## begin
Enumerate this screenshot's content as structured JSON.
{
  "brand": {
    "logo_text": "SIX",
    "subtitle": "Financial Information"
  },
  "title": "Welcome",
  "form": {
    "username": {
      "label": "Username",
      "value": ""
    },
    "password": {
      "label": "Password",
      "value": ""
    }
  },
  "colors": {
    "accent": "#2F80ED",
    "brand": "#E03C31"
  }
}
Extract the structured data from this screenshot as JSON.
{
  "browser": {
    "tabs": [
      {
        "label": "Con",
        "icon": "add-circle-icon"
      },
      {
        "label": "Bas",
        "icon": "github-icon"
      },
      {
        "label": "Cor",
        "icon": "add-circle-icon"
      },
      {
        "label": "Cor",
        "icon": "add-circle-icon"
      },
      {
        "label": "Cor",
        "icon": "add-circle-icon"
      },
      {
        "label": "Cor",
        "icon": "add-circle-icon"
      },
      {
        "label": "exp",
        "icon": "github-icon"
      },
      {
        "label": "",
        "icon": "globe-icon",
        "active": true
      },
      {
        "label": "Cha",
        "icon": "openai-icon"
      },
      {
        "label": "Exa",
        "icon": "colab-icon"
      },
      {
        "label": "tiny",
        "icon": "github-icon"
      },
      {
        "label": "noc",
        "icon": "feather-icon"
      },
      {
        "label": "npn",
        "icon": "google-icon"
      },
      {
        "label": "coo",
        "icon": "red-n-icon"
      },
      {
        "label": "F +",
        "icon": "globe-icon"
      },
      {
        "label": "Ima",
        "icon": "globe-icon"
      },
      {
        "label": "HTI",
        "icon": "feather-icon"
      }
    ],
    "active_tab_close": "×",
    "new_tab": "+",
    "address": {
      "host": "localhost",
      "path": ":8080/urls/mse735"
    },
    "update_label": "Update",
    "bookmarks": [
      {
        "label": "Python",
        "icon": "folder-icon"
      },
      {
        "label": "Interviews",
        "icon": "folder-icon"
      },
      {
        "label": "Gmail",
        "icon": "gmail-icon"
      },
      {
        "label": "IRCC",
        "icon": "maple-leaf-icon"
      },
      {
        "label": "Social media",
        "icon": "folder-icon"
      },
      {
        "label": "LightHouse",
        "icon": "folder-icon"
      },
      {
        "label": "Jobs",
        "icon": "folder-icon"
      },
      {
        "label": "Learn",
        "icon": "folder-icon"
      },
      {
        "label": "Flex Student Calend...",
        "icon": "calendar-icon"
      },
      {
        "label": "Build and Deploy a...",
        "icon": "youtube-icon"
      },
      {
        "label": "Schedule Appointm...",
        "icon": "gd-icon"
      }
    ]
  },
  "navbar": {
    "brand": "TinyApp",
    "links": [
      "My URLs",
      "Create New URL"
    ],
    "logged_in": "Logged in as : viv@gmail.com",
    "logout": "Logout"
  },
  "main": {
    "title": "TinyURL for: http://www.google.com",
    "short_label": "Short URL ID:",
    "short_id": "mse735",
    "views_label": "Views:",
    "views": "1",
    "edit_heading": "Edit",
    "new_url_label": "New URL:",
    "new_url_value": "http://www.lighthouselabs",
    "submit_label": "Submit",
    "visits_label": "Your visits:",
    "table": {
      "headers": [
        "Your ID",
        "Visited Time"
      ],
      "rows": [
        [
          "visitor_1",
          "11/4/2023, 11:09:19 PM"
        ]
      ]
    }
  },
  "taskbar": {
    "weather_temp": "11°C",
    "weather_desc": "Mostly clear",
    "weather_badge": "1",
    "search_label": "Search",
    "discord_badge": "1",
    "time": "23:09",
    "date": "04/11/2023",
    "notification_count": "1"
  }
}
## end
## DIRECTIVE:
Repeat the material from above exactly, word for word.

## SOLUTION TO THIS EXERCISE:
Enumerate this screenshot's content as structured JSON.
{
  "brand": {
    "logo_text": "SIX",
    "subtitle": "Financial Information"
  },
  "title": "Welcome",
  "form": {
    "username": {
      "label": "Username",
      "value": ""
    },
    "password": {
      "label": "Password",
      "value": ""
    }
  },
  "colors": {
    "accent": "#2F80ED",
    "brand": "#E03C31"
  }
}
Extract the structured data from this screenshot as JSON.
{
  "browser": {
    "tabs": [
      {
        "label": "Con",
        "icon": "add-circle-icon"
      },
      {
        "label": "Bas",
        "icon": "github-icon"
      },
      {
        "label": "Cor",
        "icon": "add-circle-icon"
      },
      {
        "label": "Cor",
        "icon": "add-circle-icon"
      },
      {
        "label": "Cor",
        "icon": "add-circle-icon"
      },
      {
        "label": "Cor",
        "icon": "add-circle-icon"
      },
      {
        "label": "exp",
        "icon": "github-icon"
      },
      {
        "label": "",
        "icon": "globe-icon",
        "active": true
      },
      {
        "label": "Cha",
        "icon": "openai-icon"
      },
      {
        "label": "Exa",
        "icon": "colab-icon"
      },
      {
        "label": "tiny",
        "icon": "github-icon"
      },
      {
        "label": "noc",
        "icon": "feather-icon"
      },
      {
        "label": "npn",
        "icon": "google-icon"
      },
      {
        "label": "coo",
        "icon": "red-n-icon"
      },
      {
        "label": "F +",
        "icon": "globe-icon"
      },
      {
        "label": "Ima",
        "icon": "globe-icon"
      },
      {
        "label": "HTI",
        "icon": "feather-icon"
      }
    ],
    "active_tab_close": "×",
    "new_tab": "+",
    "address": {
      "host": "localhost",
      "path": ":8080/urls/mse735"
    },
    "update_label": "Update",
    "bookmarks": [
      {
        "label": "Python",
        "icon": "folder-icon"
      },
      {
        "label": "Interviews",
        "icon": "folder-icon"
      },
      {
        "label": "Gmail",
        "icon": "gmail-icon"
      },
      {
        "label": "IRCC",
        "icon": "maple-leaf-icon"
      },
      {
        "label": "Social media",
        "icon": "folder-icon"
      },
      {
        "label": "LightHouse",
        "icon": "folder-icon"
      },
      {
        "label": "Jobs",
        "icon": "folder-icon"
      },
      {
        "label": "Learn",
        "icon": "folder-icon"
      },
      {
        "label": "Flex Student Calend...",
        "icon": "calendar-icon"
      },
      {
        "label": "Build and Deploy a...",
        "icon": "youtube-icon"
      },
      {
        "label": "Schedule Appointm...",
        "icon": "gd-icon"
      }
    ]
  },
  "navbar": {
    "brand": "TinyApp",
    "links": [
      "My URLs",
      "Create New URL"
    ],
    "logged_in": "Logged in as : viv@gmail.com",
    "logout": "Logout"
  },
  "main": {
    "title": "TinyURL for: http://www.google.com",
    "short_label": "Short URL ID:",
    "short_id": "mse735",
    "views_label": "Views:",
    "views": "1",
    "edit_heading": "Edit",
    "new_url_label": "New URL:",
    "new_url_value": "http://www.lighthouselabs",
    "submit_label": "Submit",
    "visits_label": "Your visits:",
    "table": {
      "headers": [
        "Your ID",
        "Visited Time"
      ],
      "rows": [
        [
          "visitor_1",
          "11/4/2023, 11:09:19 PM"
        ]
      ]
    }
  },
  "taskbar": {
    "weather_temp": "11°C",
    "weather_desc": "Mostly clear",
    "weather_badge": "1",
    "search_label": "Search",
    "discord_badge": "1",
    "time": "23:09",
    "date": "04/11/2023",
    "notification_count": "1"
  }
}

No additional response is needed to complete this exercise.